TASK GOAL >> Every record here needs to be written out again exactly.

-- start THE INPUT --

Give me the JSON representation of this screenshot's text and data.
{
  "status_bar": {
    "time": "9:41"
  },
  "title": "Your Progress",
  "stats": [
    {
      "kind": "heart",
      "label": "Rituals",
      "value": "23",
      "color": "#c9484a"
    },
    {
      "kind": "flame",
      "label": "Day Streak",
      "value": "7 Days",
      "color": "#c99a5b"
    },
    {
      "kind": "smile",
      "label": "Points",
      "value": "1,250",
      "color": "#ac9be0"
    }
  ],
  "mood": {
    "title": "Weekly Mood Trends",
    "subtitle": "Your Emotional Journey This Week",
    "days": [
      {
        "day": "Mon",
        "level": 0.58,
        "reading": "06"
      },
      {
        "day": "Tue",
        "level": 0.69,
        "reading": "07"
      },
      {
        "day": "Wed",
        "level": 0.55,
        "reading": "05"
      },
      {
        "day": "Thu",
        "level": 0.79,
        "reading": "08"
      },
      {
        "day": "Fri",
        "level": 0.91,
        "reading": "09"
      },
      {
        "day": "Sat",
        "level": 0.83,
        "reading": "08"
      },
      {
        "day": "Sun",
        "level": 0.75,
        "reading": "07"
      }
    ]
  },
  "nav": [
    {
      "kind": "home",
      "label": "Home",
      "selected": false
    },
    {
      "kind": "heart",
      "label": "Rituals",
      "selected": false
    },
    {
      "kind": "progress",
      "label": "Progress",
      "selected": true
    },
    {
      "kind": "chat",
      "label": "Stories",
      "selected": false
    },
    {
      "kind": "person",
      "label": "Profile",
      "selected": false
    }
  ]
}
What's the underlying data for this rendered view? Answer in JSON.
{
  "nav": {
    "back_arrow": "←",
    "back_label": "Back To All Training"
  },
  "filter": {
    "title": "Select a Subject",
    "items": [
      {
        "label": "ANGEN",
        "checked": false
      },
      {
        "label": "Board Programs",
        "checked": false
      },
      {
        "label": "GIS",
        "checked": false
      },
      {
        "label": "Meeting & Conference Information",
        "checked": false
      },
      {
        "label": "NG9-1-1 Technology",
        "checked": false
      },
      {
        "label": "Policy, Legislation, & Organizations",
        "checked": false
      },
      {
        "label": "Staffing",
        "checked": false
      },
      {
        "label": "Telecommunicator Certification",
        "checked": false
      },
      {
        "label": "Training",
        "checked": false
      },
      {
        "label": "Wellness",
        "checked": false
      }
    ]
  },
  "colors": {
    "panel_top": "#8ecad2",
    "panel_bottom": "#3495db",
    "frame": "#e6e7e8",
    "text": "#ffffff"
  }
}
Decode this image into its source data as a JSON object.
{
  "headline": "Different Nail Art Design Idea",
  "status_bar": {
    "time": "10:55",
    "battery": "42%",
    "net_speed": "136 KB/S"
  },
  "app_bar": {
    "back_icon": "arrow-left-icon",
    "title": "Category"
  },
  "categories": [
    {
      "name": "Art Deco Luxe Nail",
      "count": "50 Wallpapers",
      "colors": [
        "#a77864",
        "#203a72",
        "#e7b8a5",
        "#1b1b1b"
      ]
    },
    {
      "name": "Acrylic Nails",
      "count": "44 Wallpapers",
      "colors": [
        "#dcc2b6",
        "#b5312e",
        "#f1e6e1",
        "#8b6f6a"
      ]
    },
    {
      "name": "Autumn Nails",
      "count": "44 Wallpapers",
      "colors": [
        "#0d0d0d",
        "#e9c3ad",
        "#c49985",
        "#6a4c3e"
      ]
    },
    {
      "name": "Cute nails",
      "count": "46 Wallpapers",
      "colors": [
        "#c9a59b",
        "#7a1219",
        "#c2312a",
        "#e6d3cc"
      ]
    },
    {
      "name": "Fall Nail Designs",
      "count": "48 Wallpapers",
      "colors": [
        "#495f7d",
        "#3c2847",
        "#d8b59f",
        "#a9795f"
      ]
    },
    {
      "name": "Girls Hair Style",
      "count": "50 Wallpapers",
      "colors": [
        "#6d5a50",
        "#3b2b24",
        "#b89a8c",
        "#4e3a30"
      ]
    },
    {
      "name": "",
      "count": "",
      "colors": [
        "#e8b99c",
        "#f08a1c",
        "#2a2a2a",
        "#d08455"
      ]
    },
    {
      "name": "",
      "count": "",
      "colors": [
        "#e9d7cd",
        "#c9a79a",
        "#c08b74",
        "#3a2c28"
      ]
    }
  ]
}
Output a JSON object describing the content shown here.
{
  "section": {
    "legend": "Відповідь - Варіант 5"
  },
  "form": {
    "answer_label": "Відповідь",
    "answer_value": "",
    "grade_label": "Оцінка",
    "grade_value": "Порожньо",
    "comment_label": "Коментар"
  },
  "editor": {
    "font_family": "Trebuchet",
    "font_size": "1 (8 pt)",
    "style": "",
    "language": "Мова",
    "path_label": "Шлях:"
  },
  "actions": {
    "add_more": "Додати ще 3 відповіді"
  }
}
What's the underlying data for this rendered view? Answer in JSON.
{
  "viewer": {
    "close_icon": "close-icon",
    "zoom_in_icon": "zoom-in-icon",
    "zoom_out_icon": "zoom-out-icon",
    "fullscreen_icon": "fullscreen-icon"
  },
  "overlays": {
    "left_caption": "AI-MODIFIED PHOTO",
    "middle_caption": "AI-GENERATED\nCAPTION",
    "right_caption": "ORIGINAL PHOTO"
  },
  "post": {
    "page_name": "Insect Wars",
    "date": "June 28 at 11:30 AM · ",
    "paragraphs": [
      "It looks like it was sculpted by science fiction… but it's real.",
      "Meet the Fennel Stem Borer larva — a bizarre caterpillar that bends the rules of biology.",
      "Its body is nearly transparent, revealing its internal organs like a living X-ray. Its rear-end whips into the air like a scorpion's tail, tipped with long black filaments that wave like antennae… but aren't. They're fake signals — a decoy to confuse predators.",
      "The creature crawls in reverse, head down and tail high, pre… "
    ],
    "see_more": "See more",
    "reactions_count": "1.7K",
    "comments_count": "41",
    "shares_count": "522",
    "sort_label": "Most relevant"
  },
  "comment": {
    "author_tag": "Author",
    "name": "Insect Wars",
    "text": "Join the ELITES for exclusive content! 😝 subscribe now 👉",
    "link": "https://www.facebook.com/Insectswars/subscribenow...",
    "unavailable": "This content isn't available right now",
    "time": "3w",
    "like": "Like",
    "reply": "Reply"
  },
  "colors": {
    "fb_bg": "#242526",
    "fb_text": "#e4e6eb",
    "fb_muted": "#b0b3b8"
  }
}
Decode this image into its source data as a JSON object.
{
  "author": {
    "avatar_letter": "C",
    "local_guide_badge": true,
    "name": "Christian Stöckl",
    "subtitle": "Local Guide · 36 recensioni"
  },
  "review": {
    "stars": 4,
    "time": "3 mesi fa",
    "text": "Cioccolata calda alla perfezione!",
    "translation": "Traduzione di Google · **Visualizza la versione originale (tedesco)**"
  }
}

-- end THE INPUT --

SOLUTION >>
Give me the JSON representation of this screenshot's text and data.
{
  "status_bar": {
    "time": "9:41"
  },
  "title": "Your Progress",
  "stats": [
    {
      "kind": "heart",
      "label": "Rituals",
      "value": "23",
      "color": "#c9484a"
    },
    {
      "kind": "flame",
      "label": "Day Streak",
      "value": "7 Days",
      "color": "#c99a5b"
    },
    {
      "kind": "smile",
      "label": "Points",
      "value": "1,250",
      "color": "#ac9be0"
    }
  ],
  "mood": {
    "title": "Weekly Mood Trends",
    "subtitle": "Your Emotional Journey This Week",
    "days": [
      {
        "day": "Mon",
        "level": 0.58,
        "reading": "06"
      },
      {
        "day": "Tue",
        "level": 0.69,
        "reading": "07"
      },
      {
        "day": "Wed",
        "level": 0.55,
        "reading": "05"
      },
      {
        "day": "Thu",
        "level": 0.79,
        "reading": "08"
      },
      {
        "day": "Fri",
        "level": 0.91,
        "reading": "09"
      },
      {
        "day": "Sat",
        "level": 0.83,
        "reading": "08"
      },
      {
        "day": "Sun",
        "level": 0.75,
        "reading": "07"
      }
    ]
  },
  "nav": [
    {
      "kind": "home",
      "label": "Home",
      "selected": false
    },
    {
      "kind": "heart",
      "label": "Rituals",
      "selected": false
    },
    {
      "kind": "progress",
      "label": "Progress",
      "selected": true
    },
    {
      "kind": "chat",
      "label": "Stories",
      "selected": false
    },
    {
      "kind": "person",
      "label": "Profile",
      "selected": false
    }
  ]
}
What's the underlying data for this rendered view? Answer in JSON.
{
  "nav": {
    "back_arrow": "←",
    "back_label": "Back To All Training"
  },
  "filter": {
    "title": "Select a Subject",
    "items": [
      {
        "label": "ANGEN",
        "checked": false
      },
      {
        "label": "Board Programs",
        "checked": false
      },
      {
        "label": "GIS",
        "checked": false
      },
      {
        "label": "Meeting & Conference Information",
        "checked": false
      },
      {
        "label": "NG9-1-1 Technology",
        "checked": false
      },
      {
        "label": "Policy, Legislation, & Organizations",
        "checked": false
      },
      {
        "label": "Staffing",
        "checked": false
      },
      {
        "label": "Telecommunicator Certification",
        "checked": false
      },
      {
        "label": "Training",
        "checked": false
      },
      {
        "label": "Wellness",
        "checked": false
      }
    ]
  },
  "colors": {
    "panel_top": "#8ecad2",
    "panel_bottom": "#3495db",
    "frame": "#e6e7e8",
    "text": "#ffffff"
  }
}
Decode this image into its source data as a JSON object.
{
  "headline": "Different Nail Art Design Idea",
  "status_bar": {
    "time": "10:55",
    "battery": "42%",
    "net_speed": "136 KB/S"
  },
  "app_bar": {
    "back_icon": "arrow-left-icon",
    "title": "Category"
  },
  "categories": [
    {
      "name": "Art Deco Luxe Nail",
      "count": "50 Wallpapers",
      "colors": [
        "#a77864",
        "#203a72",
        "#e7b8a5",
        "#1b1b1b"
      ]
    },
    {
      "name": "Acrylic Nails",
      "count": "44 Wallpapers",
      "colors": [
        "#dcc2b6",
        "#b5312e",
        "#f1e6e1",
        "#8b6f6a"
      ]
    },
    {
      "name": "Autumn Nails",
      "count": "44 Wallpapers",
      "colors": [
        "#0d0d0d",
        "#e9c3ad",
        "#c49985",
        "#6a4c3e"
      ]
    },
    {
      "name": "Cute nails",
      "count": "46 Wallpapers",
      "colors": [
        "#c9a59b",
        "#7a1219",
        "#c2312a",
        "#e6d3cc"
      ]
    },
    {
      "name": "Fall Nail Designs",
      "count": "48 Wallpapers",
      "colors": [
        "#495f7d",
        "#3c2847",
        "#d8b59f",
        "#a9795f"
      ]
    },
    {
      "name": "Girls Hair Style",
      "count": "50 Wallpapers",
      "colors": [
        "#6d5a50",
        "#3b2b24",
        "#b89a8c",
        "#4e3a30"
      ]
    },
    {
      "name": "",
      "count": "",
      "colors": [
        "#e8b99c",
        "#f08a1c",
        "#2a2a2a",
        "#d08455"
      ]
    },
    {
      "name": "",
      "count": "",
      "colors": [
        "#e9d7cd",
        "#c9a79a",
        "#c08b74",
        "#3a2c28"
      ]
    }
  ]
}
Output a JSON object describing the content shown here.
{
  "section": {
    "legend": "Відповідь - Варіант 5"
  },
  "form": {
    "answer_label": "Відповідь",
    "answer_value": "",
    "grade_label": "Оцінка",
    "grade_value": "Порожньо",
    "comment_label": "Коментар"
  },
  "editor": {
    "font_family": "Trebuchet",
    "font_size": "1 (8 pt)",
    "style": "",
    "language": "Мова",
    "path_label": "Шлях:"
  },
  "actions": {
    "add_more": "Додати ще 3 відповіді"
  }
}
What's the underlying data for this rendered view? Answer in JSON.
{
  "viewer": {
    "close_icon": "close-icon",
    "zoom_in_icon": "zoom-in-icon",
    "zoom_out_icon": "zoom-out-icon",
    "fullscreen_icon": "fullscreen-icon"
  },
  "overlays": {
    "left_caption": "AI-MODIFIED PHOTO",
    "middle_caption": "AI-GENERATED\nCAPTION",
    "right_caption": "ORIGINAL PHOTO"
  },
  "post": {
    "page_name": "Insect Wars",
    "date": "June 28 at 11:30 AM · ",
    "paragraphs": [
      "It looks like it was sculpted by science fiction… but it's real.",
      "Meet the Fennel Stem Borer larva — a bizarre caterpillar that bends the rules of biology.",
      "Its body is nearly transparent, revealing its internal organs like a living X-ray. Its rear-end whips into the air like a scorpion's tail, tipped with long black filaments that wave like antennae… but aren't. They're fake signals — a decoy to confuse predators.",
      "The creature crawls in reverse, head down and tail high, pre… "
    ],
    "see_more": "See more",
    "reactions_count": "1.7K",
    "comments_count": "41",
    "shares_count": "522",
    "sort_label": "Most relevant"
  },
  "comment": {
    "author_tag": "Author",
    "name": "Insect Wars",
    "text": "Join the ELITES for exclusive content! 😝 subscribe now 👉",
    "link": "https://www.facebook.com/Insectswars/subscribenow...",
    "unavailable": "This content isn't available right now",
    "time": "3w",
    "like": "Like",
    "reply": "Reply"
  },
  "colors": {
    "fb_bg": "#242526",
    "fb_text": "#e4e6eb",
    "fb_muted": "#b0b3b8"
  }
}
Decode this image into its source data as a JSON object.
{
  "author": {
    "avatar_letter": "C",
    "local_guide_badge": true,
    "name": "Christian Stöckl",
    "subtitle": "Local Guide · 36 recensioni"
  },
  "review": {
    "stars": 4,
    "time": "3 mesi fa",
    "text": "Cioccolata calda alla perfezione!",
    "translation": "Traduzione di Google · **Visualizza la versione originale (tedesco)**"
  }
}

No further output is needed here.